Your copy of the material must match it exactly, except that pictures are dropped.

= Provided data =
* * * * * * * * *
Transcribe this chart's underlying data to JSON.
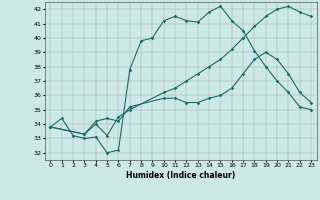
{
  "xlabel": "Humidex (Indice chaleur)",
  "background_color": "#cce8e8",
  "grid_color": "#aaaaaa",
  "line_color": "#1a6b6b",
  "xlim": [
    -0.5,
    23.5
  ],
  "ylim": [
    31.5,
    42.5
  ],
  "xticks": [
    0,
    1,
    2,
    3,
    4,
    5,
    6,
    7,
    8,
    9,
    10,
    11,
    12,
    13,
    14,
    15,
    16,
    17,
    18,
    19,
    20,
    21,
    22,
    23
  ],
  "yticks": [
    32,
    33,
    34,
    35,
    36,
    37,
    38,
    39,
    40,
    41,
    42
  ],
  "line1_x": [
    0,
    1,
    2,
    3,
    4,
    5,
    6,
    7,
    8,
    9,
    10,
    11,
    12,
    13,
    14,
    15,
    16,
    17,
    18,
    19,
    20,
    21,
    22,
    23
  ],
  "line1_y": [
    33.8,
    34.4,
    33.2,
    33.0,
    33.1,
    32.0,
    32.2,
    37.8,
    39.8,
    40.0,
    41.2,
    41.5,
    41.2,
    41.1,
    41.8,
    42.2,
    41.2,
    40.5,
    39.1,
    38.0,
    37.0,
    36.2,
    35.2,
    35.0
  ],
  "line2_x": [
    0,
    3,
    4,
    5,
    6,
    7,
    10,
    11,
    12,
    13,
    14,
    15,
    16,
    17,
    18,
    19,
    20,
    21,
    22,
    23
  ],
  "line2_y": [
    33.8,
    33.3,
    34.2,
    34.4,
    34.2,
    35.2,
    35.8,
    35.8,
    35.5,
    35.5,
    35.8,
    36.0,
    36.5,
    37.5,
    38.5,
    39.0,
    38.5,
    37.5,
    36.2,
    35.5
  ],
  "line3_x": [
    0,
    3,
    4,
    5,
    6,
    7,
    10,
    11,
    12,
    13,
    14,
    15,
    16,
    17,
    18,
    19,
    20,
    21,
    22,
    23
  ],
  "line3_y": [
    33.8,
    33.3,
    34.0,
    33.2,
    34.5,
    35.0,
    36.2,
    36.5,
    37.0,
    37.5,
    38.0,
    38.5,
    39.2,
    40.0,
    40.8,
    41.5,
    42.0,
    42.2,
    41.8,
    41.5
  ]
}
* * * * * * * * *
= Output for this exercise =
Transcribe this chart's underlying data to JSON.
{
  "xlabel": "Humidex (Indice chaleur)",
  "background_color": "#cce8e8",
  "grid_color": "#aaaaaa",
  "line_color": "#1a6b6b",
  "xlim": [
    -0.5,
    23.5
  ],
  "ylim": [
    31.5,
    42.5
  ],
  "xticks": [
    0,
    1,
    2,
    3,
    4,
    5,
    6,
    7,
    8,
    9,
    10,
    11,
    12,
    13,
    14,
    15,
    16,
    17,
    18,
    19,
    20,
    21,
    22,
    23
  ],
  "yticks": [
    32,
    33,
    34,
    35,
    36,
    37,
    38,
    39,
    40,
    41,
    42
  ],
  "line1_x": [
    0,
    1,
    2,
    3,
    4,
    5,
    6,
    7,
    8,
    9,
    10,
    11,
    12,
    13,
    14,
    15,
    16,
    17,
    18,
    19,
    20,
    21,
    22,
    23
  ],
  "line1_y": [
    33.8,
    34.4,
    33.2,
    33.0,
    33.1,
    32.0,
    32.2,
    37.8,
    39.8,
    40.0,
    41.2,
    41.5,
    41.2,
    41.1,
    41.8,
    42.2,
    41.2,
    40.5,
    39.1,
    38.0,
    37.0,
    36.2,
    35.2,
    35.0
  ],
  "line2_x": [
    0,
    3,
    4,
    5,
    6,
    7,
    10,
    11,
    12,
    13,
    14,
    15,
    16,
    17,
    18,
    19,
    20,
    21,
    22,
    23
  ],
  "line2_y": [
    33.8,
    33.3,
    34.2,
    34.4,
    34.2,
    35.2,
    35.8,
    35.8,
    35.5,
    35.5,
    35.8,
    36.0,
    36.5,
    37.5,
    38.5,
    39.0,
    38.5,
    37.5,
    36.2,
    35.5
  ],
  "line3_x": [
    0,
    3,
    4,
    5,
    6,
    7,
    10,
    11,
    12,
    13,
    14,
    15,
    16,
    17,
    18,
    19,
    20,
    21,
    22,
    23
  ],
  "line3_y": [
    33.8,
    33.3,
    34.0,
    33.2,
    34.5,
    35.0,
    36.2,
    36.5,
    37.0,
    37.5,
    38.0,
    38.5,
    39.2,
    40.0,
    40.8,
    41.5,
    42.0,
    42.2,
    41.8,
    41.5
  ]
}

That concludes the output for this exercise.